**What to do**
Restate the whole listing word for word. Pictures are left out.

Dataset items:
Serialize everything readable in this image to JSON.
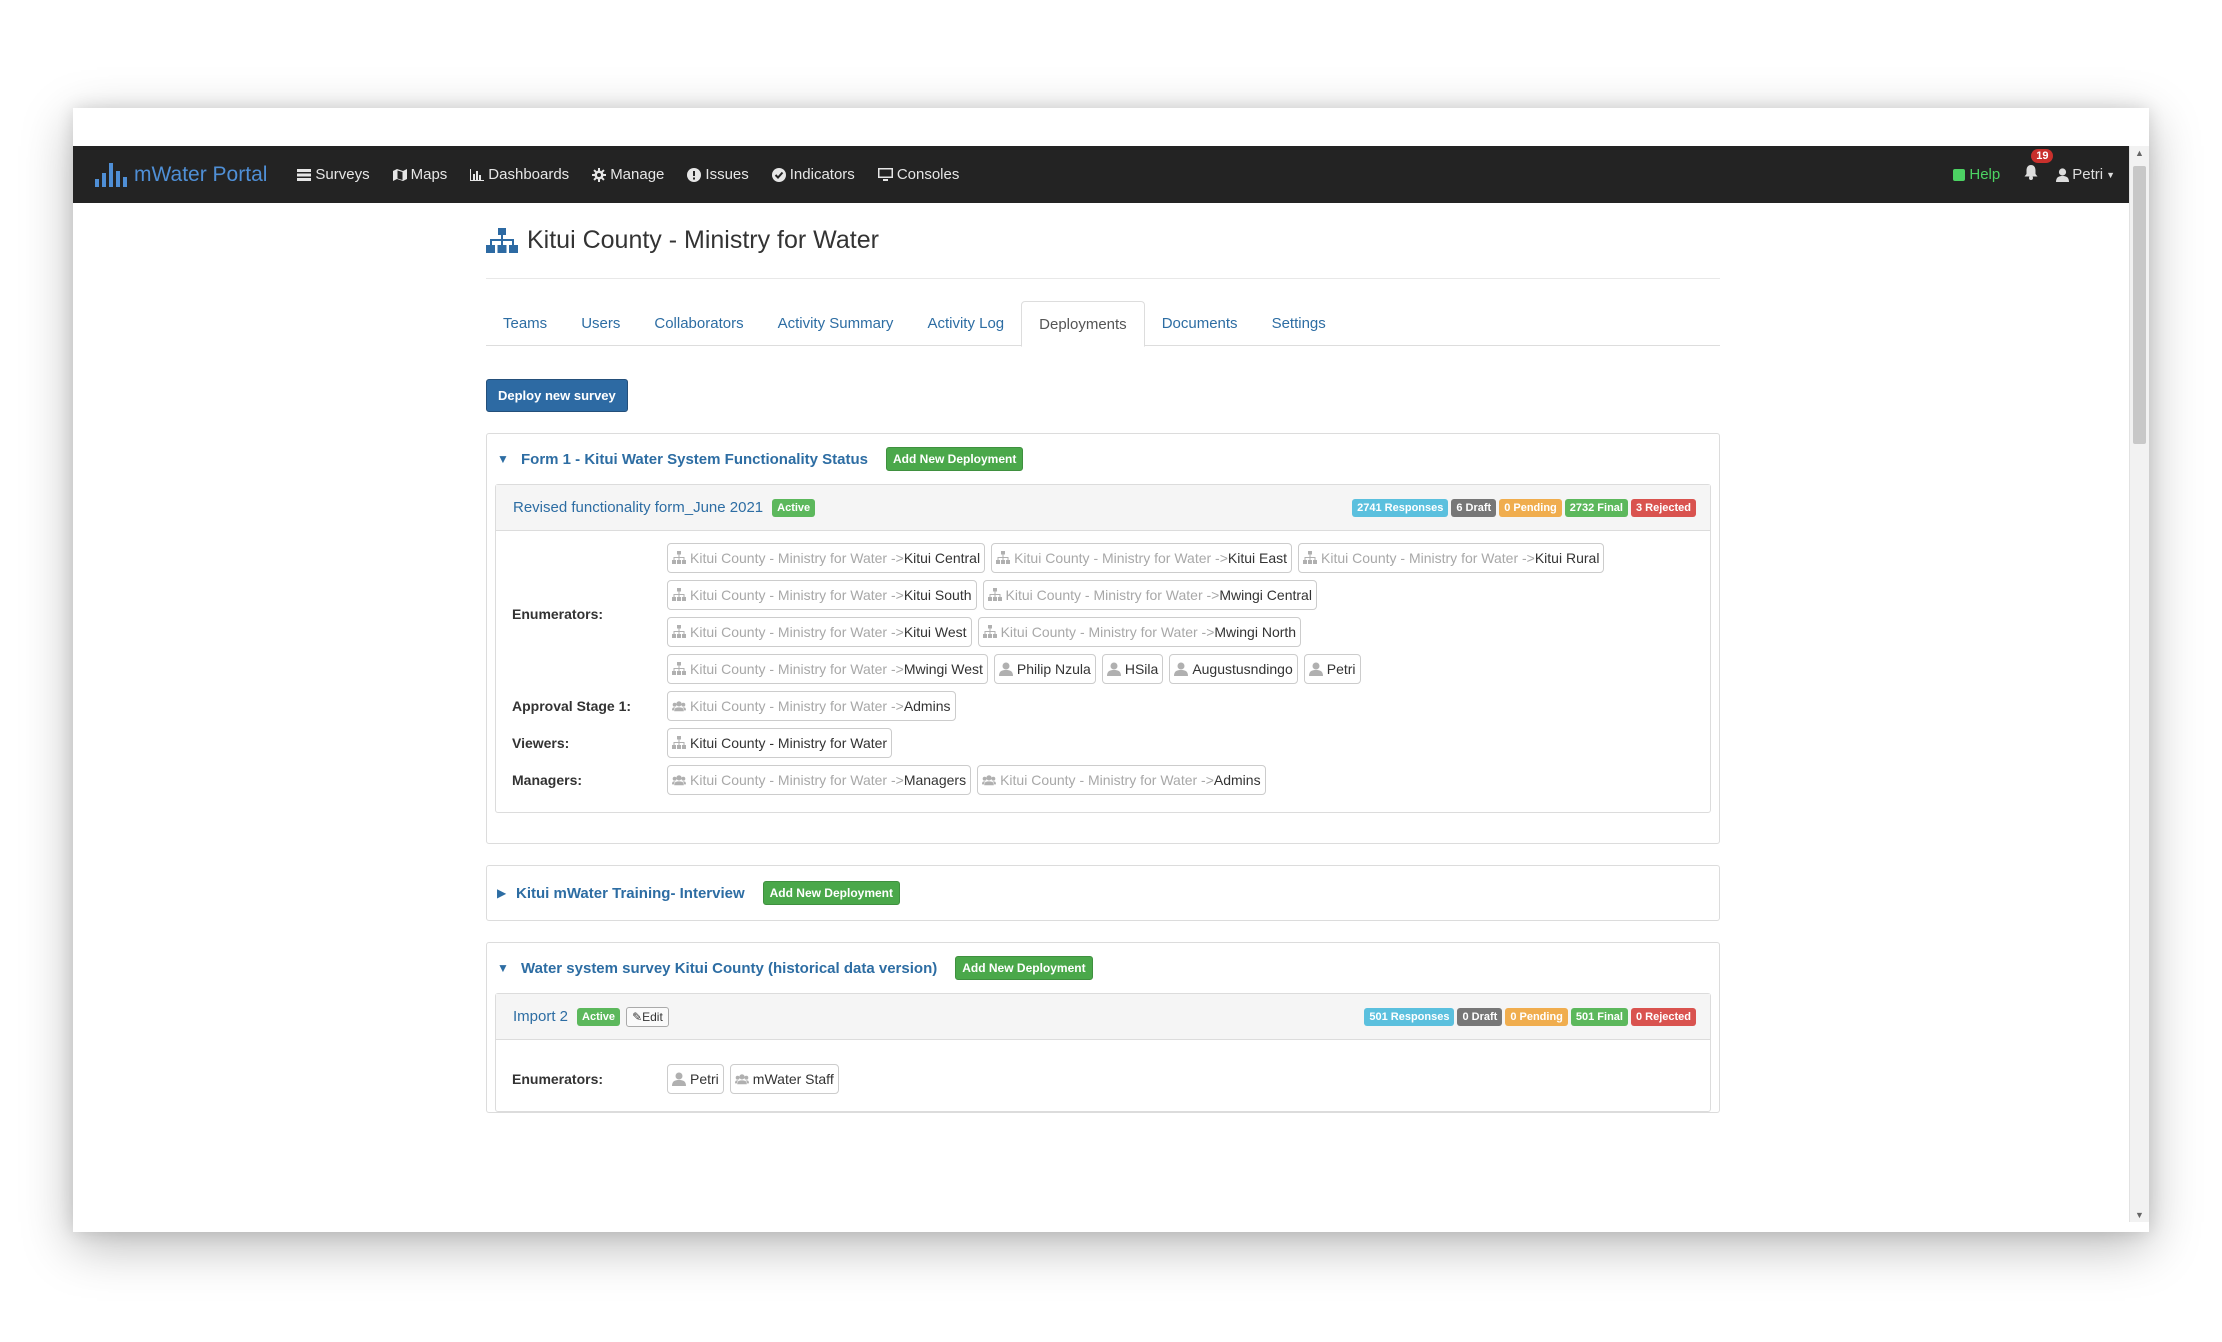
{
  "app": {
    "brand": "mWater Portal"
  },
  "nav": {
    "items": [
      {
        "label": "Surveys",
        "icon": "table-icon"
      },
      {
        "label": "Maps",
        "icon": "map-icon"
      },
      {
        "label": "Dashboards",
        "icon": "bar-chart-icon"
      },
      {
        "label": "Manage",
        "icon": "gear-icon"
      },
      {
        "label": "Issues",
        "icon": "info-icon"
      },
      {
        "label": "Indicators",
        "icon": "check-circle-icon"
      },
      {
        "label": "Consoles",
        "icon": "monitor-icon"
      }
    ],
    "help": "Help",
    "notifications": "19",
    "user": "Petri"
  },
  "org": {
    "title": "Kitui County - Ministry for Water"
  },
  "tabs": [
    "Teams",
    "Users",
    "Collaborators",
    "Activity Summary",
    "Activity Log",
    "Deployments",
    "Documents",
    "Settings"
  ],
  "active_tab": "Deployments",
  "deploy_button": "Deploy new survey",
  "add_deployment": "Add New Deployment",
  "surveys": [
    {
      "title": "Form 1 - Kitui Water System Functionality Status",
      "expanded": true,
      "deployment": {
        "name": "Revised functionality form_June 2021",
        "status": "Active",
        "stats": {
          "responses": "2741 Responses",
          "draft": "6 Draft",
          "pending": "0 Pending",
          "final": "2732 Final",
          "rejected": "3 Rejected"
        },
        "rows": [
          {
            "label": "Enumerators:",
            "chips": [
              {
                "prefix": "Kitui County - Ministry for Water -> ",
                "name": "Kitui Central",
                "type": "org"
              },
              {
                "prefix": "Kitui County - Ministry for Water -> ",
                "name": "Kitui East",
                "type": "org"
              },
              {
                "prefix": "Kitui County - Ministry for Water -> ",
                "name": "Kitui Rural",
                "type": "org"
              },
              {
                "prefix": "Kitui County - Ministry for Water -> ",
                "name": "Kitui South",
                "type": "org"
              },
              {
                "prefix": "Kitui County - Ministry for Water -> ",
                "name": "Mwingi Central",
                "type": "org"
              },
              {
                "prefix": "Kitui County - Ministry for Water -> ",
                "name": "Kitui West",
                "type": "org"
              },
              {
                "prefix": "Kitui County - Ministry for Water -> ",
                "name": "Mwingi North",
                "type": "org"
              },
              {
                "prefix": "Kitui County - Ministry for Water -> ",
                "name": "Mwingi West",
                "type": "org"
              },
              {
                "prefix": "",
                "name": "Philip Nzula",
                "type": "user"
              },
              {
                "prefix": "",
                "name": "HSila",
                "type": "user"
              },
              {
                "prefix": "",
                "name": "Augustusndingo",
                "type": "user"
              },
              {
                "prefix": "",
                "name": "Petri",
                "type": "user"
              }
            ]
          },
          {
            "label": "Approval Stage 1:",
            "chips": [
              {
                "prefix": "Kitui County - Ministry for Water -> ",
                "name": "Admins",
                "type": "group"
              }
            ]
          },
          {
            "label": "Viewers:",
            "chips": [
              {
                "prefix": "",
                "name": "Kitui County - Ministry for Water",
                "type": "org"
              }
            ]
          },
          {
            "label": "Managers:",
            "chips": [
              {
                "prefix": "Kitui County - Ministry for Water -> ",
                "name": "Managers",
                "type": "group"
              },
              {
                "prefix": "Kitui County - Ministry for Water -> ",
                "name": "Admins",
                "type": "group"
              }
            ]
          }
        ]
      }
    },
    {
      "title": "Kitui mWater Training- Interview",
      "expanded": false
    },
    {
      "title": "Water system survey Kitui County (historical data version)",
      "expanded": true,
      "deployment": {
        "name": "Import 2",
        "status": "Active",
        "edit": "Edit",
        "stats": {
          "responses": "501 Responses",
          "draft": "0 Draft",
          "pending": "0 Pending",
          "final": "501 Final",
          "rejected": "0 Rejected"
        },
        "rows": [
          {
            "label": "Enumerators:",
            "chips": [
              {
                "prefix": "",
                "name": "Petri",
                "type": "user"
              },
              {
                "prefix": "",
                "name": "mWater Staff",
                "type": "group"
              }
            ]
          }
        ]
      }
    }
  ]
}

**The answer**
Serialize everything readable in this image to JSON.
{
  "app": {
    "brand": "mWater Portal"
  },
  "nav": {
    "items": [
      {
        "label": "Surveys",
        "icon": "table-icon"
      },
      {
        "label": "Maps",
        "icon": "map-icon"
      },
      {
        "label": "Dashboards",
        "icon": "bar-chart-icon"
      },
      {
        "label": "Manage",
        "icon": "gear-icon"
      },
      {
        "label": "Issues",
        "icon": "info-icon"
      },
      {
        "label": "Indicators",
        "icon": "check-circle-icon"
      },
      {
        "label": "Consoles",
        "icon": "monitor-icon"
      }
    ],
    "help": "Help",
    "notifications": "19",
    "user": "Petri"
  },
  "org": {
    "title": "Kitui County - Ministry for Water"
  },
  "tabs": [
    "Teams",
    "Users",
    "Collaborators",
    "Activity Summary",
    "Activity Log",
    "Deployments",
    "Documents",
    "Settings"
  ],
  "active_tab": "Deployments",
  "deploy_button": "Deploy new survey",
  "add_deployment": "Add New Deployment",
  "surveys": [
    {
      "title": "Form 1 - Kitui Water System Functionality Status",
      "expanded": true,
      "deployment": {
        "name": "Revised functionality form_June 2021",
        "status": "Active",
        "stats": {
          "responses": "2741 Responses",
          "draft": "6 Draft",
          "pending": "0 Pending",
          "final": "2732 Final",
          "rejected": "3 Rejected"
        },
        "rows": [
          {
            "label": "Enumerators:",
            "chips": [
              {
                "prefix": "Kitui County - Ministry for Water -> ",
                "name": "Kitui Central",
                "type": "org"
              },
              {
                "prefix": "Kitui County - Ministry for Water -> ",
                "name": "Kitui East",
                "type": "org"
              },
              {
                "prefix": "Kitui County - Ministry for Water -> ",
                "name": "Kitui Rural",
                "type": "org"
              },
              {
                "prefix": "Kitui County - Ministry for Water -> ",
                "name": "Kitui South",
                "type": "org"
              },
              {
                "prefix": "Kitui County - Ministry for Water -> ",
                "name": "Mwingi Central",
                "type": "org"
              },
              {
                "prefix": "Kitui County - Ministry for Water -> ",
                "name": "Kitui West",
                "type": "org"
              },
              {
                "prefix": "Kitui County - Ministry for Water -> ",
                "name": "Mwingi North",
                "type": "org"
              },
              {
                "prefix": "Kitui County - Ministry for Water -> ",
                "name": "Mwingi West",
                "type": "org"
              },
              {
                "prefix": "",
                "name": "Philip Nzula",
                "type": "user"
              },
              {
                "prefix": "",
                "name": "HSila",
                "type": "user"
              },
              {
                "prefix": "",
                "name": "Augustusndingo",
                "type": "user"
              },
              {
                "prefix": "",
                "name": "Petri",
                "type": "user"
              }
            ]
          },
          {
            "label": "Approval Stage 1:",
            "chips": [
              {
                "prefix": "Kitui County - Ministry for Water -> ",
                "name": "Admins",
                "type": "group"
              }
            ]
          },
          {
            "label": "Viewers:",
            "chips": [
              {
                "prefix": "",
                "name": "Kitui County - Ministry for Water",
                "type": "org"
              }
            ]
          },
          {
            "label": "Managers:",
            "chips": [
              {
                "prefix": "Kitui County - Ministry for Water -> ",
                "name": "Managers",
                "type": "group"
              },
              {
                "prefix": "Kitui County - Ministry for Water -> ",
                "name": "Admins",
                "type": "group"
              }
            ]
          }
        ]
      }
    },
    {
      "title": "Kitui mWater Training- Interview",
      "expanded": false
    },
    {
      "title": "Water system survey Kitui County (historical data version)",
      "expanded": true,
      "deployment": {
        "name": "Import 2",
        "status": "Active",
        "edit": "Edit",
        "stats": {
          "responses": "501 Responses",
          "draft": "0 Draft",
          "pending": "0 Pending",
          "final": "501 Final",
          "rejected": "0 Rejected"
        },
        "rows": [
          {
            "label": "Enumerators:",
            "chips": [
              {
                "prefix": "",
                "name": "Petri",
                "type": "user"
              },
              {
                "prefix": "",
                "name": "mWater Staff",
                "type": "group"
              }
            ]
          }
        ]
      }
    }
  ]
}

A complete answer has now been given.